DIRECTIONS FOR THIS TASK: For each line below that includes the word "name", make a copy.

--- START OF MATERIAL SHOWN ---

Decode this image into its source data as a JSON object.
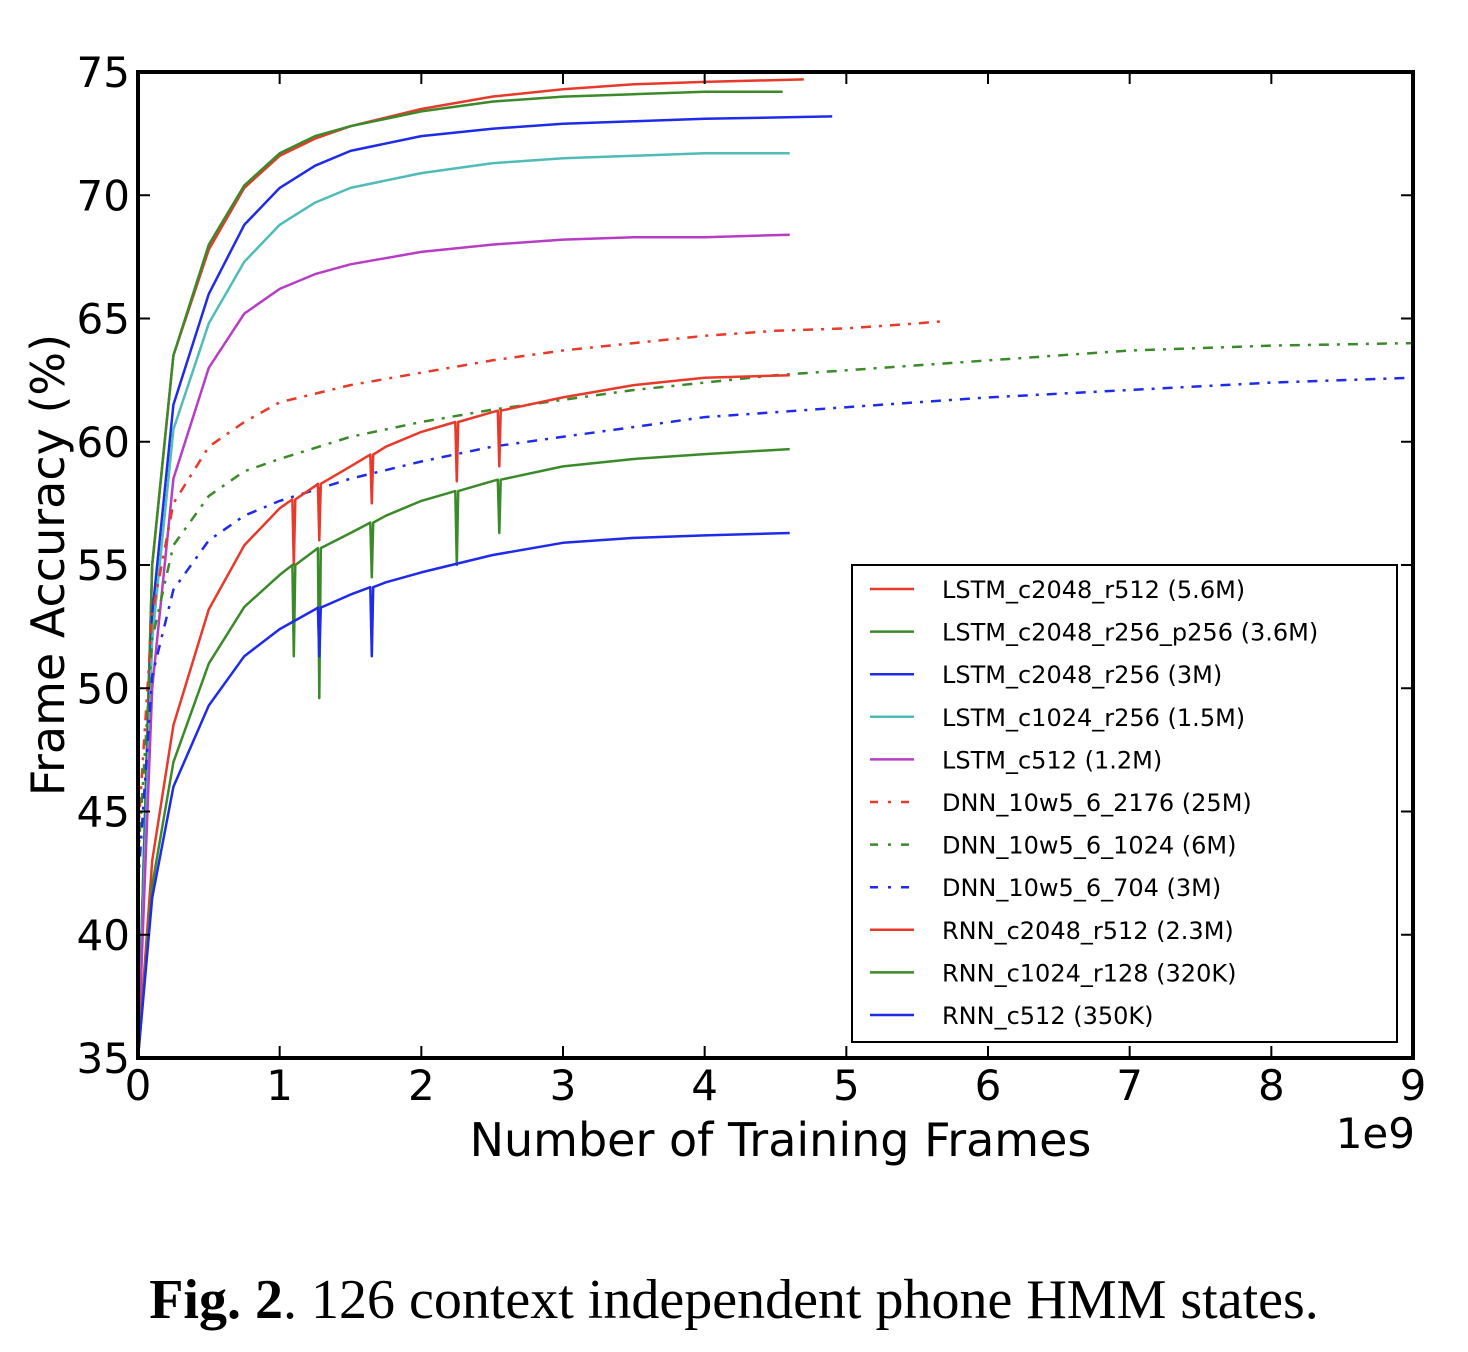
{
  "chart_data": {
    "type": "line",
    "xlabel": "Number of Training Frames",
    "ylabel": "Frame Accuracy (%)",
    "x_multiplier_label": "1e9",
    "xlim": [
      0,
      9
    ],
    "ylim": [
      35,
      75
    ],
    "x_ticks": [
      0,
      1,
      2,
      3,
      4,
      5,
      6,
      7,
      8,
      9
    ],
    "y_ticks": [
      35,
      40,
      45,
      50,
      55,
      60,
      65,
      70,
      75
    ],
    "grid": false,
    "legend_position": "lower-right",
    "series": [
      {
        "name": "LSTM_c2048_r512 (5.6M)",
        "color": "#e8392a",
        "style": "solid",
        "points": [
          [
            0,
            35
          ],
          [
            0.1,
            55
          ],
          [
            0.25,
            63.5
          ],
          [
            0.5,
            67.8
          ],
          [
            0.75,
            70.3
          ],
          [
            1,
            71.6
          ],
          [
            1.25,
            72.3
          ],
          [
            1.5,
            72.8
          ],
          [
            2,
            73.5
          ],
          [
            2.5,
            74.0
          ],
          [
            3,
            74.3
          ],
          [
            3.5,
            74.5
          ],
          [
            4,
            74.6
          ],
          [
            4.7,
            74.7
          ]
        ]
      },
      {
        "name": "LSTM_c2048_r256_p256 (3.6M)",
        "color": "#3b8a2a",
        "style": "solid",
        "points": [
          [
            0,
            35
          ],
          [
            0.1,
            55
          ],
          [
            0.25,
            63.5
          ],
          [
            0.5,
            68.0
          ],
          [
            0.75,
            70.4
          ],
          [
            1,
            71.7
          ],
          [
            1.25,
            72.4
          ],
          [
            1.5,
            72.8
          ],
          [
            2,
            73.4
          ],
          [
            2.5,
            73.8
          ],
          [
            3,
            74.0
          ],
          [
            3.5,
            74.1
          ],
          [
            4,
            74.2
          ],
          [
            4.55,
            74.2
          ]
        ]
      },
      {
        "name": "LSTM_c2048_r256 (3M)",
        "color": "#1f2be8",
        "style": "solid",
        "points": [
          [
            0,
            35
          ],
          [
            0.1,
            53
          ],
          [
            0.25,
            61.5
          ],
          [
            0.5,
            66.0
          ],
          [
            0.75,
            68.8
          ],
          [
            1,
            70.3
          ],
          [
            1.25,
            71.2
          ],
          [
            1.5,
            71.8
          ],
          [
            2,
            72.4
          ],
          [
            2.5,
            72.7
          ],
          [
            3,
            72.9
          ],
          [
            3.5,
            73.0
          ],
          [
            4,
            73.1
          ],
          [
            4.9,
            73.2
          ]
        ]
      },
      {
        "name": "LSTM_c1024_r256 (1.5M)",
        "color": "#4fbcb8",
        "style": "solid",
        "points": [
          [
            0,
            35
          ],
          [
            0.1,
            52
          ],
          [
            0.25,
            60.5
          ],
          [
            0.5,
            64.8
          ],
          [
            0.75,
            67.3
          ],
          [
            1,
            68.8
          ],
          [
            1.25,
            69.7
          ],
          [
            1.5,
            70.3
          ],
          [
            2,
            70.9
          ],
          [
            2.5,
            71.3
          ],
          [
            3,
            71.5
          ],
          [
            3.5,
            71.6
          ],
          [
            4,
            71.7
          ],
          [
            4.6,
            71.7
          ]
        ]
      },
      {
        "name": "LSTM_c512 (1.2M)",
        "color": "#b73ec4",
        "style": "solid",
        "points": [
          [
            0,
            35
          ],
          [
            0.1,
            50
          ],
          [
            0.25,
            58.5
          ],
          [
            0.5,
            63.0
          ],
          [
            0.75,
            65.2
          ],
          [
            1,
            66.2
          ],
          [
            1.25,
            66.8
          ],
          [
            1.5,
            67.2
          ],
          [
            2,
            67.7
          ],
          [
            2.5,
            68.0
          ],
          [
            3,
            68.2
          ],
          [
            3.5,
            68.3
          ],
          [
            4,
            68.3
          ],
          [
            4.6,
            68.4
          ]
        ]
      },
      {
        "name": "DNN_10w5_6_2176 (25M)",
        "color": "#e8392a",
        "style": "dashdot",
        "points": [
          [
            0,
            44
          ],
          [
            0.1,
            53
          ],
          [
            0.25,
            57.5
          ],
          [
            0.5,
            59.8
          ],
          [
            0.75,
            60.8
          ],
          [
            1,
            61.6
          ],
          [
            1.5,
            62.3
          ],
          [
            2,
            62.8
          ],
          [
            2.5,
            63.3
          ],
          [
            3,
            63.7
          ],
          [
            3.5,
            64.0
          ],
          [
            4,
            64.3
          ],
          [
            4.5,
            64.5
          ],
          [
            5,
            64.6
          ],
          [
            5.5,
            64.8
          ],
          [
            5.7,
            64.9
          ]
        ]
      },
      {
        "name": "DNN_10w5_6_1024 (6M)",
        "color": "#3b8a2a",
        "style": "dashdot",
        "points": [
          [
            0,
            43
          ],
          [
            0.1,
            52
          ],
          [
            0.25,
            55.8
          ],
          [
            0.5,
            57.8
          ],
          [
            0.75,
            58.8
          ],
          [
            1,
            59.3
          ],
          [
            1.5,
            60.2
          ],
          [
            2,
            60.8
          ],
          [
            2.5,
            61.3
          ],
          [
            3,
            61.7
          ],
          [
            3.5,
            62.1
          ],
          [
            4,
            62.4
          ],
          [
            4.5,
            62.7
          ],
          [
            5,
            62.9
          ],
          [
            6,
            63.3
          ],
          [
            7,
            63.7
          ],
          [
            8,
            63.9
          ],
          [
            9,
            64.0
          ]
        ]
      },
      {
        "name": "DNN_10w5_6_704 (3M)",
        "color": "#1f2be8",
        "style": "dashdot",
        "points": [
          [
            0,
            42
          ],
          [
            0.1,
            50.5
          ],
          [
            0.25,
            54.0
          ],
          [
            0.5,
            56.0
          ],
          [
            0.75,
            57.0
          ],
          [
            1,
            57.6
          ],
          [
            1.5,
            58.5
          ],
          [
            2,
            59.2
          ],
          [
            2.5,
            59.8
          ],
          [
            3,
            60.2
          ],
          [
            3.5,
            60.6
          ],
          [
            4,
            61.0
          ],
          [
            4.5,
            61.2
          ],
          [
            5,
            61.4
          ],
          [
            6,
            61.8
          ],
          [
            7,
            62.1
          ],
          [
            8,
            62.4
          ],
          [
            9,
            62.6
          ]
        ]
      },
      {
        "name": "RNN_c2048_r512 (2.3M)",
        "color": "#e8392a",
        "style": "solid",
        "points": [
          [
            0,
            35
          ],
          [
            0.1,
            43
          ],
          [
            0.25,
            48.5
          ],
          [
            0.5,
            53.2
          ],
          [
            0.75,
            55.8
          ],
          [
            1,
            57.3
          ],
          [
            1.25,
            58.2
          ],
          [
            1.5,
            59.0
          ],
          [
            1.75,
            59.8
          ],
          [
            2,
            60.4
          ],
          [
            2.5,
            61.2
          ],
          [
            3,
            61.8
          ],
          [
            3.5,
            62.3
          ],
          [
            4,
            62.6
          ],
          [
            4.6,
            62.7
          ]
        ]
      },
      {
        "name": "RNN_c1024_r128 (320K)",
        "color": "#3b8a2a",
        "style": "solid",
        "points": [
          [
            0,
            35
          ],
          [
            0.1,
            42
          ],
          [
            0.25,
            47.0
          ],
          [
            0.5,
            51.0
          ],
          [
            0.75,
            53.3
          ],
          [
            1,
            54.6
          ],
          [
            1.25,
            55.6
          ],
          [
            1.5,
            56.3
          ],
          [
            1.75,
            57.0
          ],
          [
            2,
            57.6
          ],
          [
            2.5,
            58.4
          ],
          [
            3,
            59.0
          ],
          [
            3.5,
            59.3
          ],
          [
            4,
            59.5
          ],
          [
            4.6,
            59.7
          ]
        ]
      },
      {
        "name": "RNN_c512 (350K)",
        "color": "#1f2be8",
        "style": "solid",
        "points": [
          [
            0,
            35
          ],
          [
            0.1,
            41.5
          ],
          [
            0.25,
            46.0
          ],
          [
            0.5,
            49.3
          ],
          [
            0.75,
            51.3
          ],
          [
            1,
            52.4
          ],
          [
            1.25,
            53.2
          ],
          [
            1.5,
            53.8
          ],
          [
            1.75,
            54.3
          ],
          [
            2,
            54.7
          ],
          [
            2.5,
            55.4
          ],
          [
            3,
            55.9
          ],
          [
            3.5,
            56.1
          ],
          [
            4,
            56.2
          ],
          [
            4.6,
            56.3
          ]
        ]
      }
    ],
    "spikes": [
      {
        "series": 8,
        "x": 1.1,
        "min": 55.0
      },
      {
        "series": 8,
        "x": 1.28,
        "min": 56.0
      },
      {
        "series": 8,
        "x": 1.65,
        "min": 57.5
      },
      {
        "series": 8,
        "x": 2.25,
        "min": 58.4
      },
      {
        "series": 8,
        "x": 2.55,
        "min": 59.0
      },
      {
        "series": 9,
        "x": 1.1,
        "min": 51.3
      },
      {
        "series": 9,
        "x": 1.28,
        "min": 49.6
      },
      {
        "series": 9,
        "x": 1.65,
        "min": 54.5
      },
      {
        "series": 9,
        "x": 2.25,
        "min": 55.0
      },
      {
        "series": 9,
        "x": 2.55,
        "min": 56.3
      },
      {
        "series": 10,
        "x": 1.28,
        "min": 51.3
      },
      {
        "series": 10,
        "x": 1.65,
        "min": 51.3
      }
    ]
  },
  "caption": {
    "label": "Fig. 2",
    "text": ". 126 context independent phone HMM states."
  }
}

--- END OF MATERIAL SHOWN ---

ANSWER TO THIS PROBLEM:
        "name": "LSTM_c2048_r512 (5.6M)",
        "name": "LSTM_c2048_r256_p256 (3.6M)",
        "name": "LSTM_c2048_r256 (3M)",
        "name": "LSTM_c1024_r256 (1.5M)",
        "name": "LSTM_c512 (1.2M)",
        "name": "DNN_10w5_6_2176 (25M)",
        "name": "DNN_10w5_6_1024 (6M)",
        "name": "DNN_10w5_6_704 (3M)",
        "name": "RNN_c2048_r512 (2.3M)",
        "name": "RNN_c1024_r128 (320K)",
        "name": "RNN_c512 (350K)",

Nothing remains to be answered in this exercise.